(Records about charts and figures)
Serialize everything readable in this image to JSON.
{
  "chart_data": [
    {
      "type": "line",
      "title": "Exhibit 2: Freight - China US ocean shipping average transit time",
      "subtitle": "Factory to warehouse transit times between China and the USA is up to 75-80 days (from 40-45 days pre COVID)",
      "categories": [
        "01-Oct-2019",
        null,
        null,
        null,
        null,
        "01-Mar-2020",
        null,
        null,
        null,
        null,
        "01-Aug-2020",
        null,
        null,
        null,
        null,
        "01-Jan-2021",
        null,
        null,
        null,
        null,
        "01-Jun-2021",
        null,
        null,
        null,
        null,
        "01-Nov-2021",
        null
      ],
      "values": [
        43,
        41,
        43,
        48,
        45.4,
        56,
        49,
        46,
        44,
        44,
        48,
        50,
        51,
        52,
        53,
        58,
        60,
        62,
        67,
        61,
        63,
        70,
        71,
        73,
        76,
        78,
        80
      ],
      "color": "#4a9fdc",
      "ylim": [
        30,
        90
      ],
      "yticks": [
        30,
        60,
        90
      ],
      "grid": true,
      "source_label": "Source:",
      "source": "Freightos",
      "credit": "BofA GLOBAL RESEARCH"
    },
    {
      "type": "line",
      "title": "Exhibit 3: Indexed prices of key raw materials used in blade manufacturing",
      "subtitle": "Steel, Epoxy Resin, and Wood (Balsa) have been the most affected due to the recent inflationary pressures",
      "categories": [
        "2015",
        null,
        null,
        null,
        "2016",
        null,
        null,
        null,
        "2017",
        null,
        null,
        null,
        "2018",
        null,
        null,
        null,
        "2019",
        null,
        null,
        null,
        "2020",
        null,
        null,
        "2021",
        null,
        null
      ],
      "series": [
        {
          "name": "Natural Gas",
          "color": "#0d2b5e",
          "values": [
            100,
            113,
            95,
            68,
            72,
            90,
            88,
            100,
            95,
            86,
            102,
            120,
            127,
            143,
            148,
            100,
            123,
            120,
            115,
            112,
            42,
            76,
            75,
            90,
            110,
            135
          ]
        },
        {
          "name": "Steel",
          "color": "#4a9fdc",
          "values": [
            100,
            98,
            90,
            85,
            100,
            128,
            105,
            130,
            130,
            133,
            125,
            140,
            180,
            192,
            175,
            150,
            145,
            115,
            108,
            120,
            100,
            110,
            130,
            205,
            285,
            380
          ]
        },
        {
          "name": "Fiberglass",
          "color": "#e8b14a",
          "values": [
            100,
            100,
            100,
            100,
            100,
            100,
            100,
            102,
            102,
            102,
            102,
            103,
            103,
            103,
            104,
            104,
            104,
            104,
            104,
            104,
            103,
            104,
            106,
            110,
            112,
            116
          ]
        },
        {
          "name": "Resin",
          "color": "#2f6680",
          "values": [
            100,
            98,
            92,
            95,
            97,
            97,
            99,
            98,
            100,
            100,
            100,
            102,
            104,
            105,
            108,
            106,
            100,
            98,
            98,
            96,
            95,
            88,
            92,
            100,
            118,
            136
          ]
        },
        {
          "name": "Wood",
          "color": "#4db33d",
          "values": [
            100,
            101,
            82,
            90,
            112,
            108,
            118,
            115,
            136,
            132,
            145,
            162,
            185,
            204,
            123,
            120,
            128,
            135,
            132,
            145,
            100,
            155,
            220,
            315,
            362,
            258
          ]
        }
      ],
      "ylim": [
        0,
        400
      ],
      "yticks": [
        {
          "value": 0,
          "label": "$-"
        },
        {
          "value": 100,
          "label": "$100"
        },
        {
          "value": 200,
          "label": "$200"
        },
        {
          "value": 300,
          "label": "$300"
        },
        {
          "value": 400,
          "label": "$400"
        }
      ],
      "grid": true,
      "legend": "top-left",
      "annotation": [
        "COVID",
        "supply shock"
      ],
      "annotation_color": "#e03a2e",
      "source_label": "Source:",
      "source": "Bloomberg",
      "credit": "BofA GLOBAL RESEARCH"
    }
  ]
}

**EXERCISE INSTRUCTIONS:** Please list every line of the records that contains "Steel".

**SOLUTION TO THIS EXERCISE:**
      "subtitle": "Steel, Epoxy Resin, and Wood (Balsa) have been the most affected due to the recent inflationary pressures",
          "name": "Steel",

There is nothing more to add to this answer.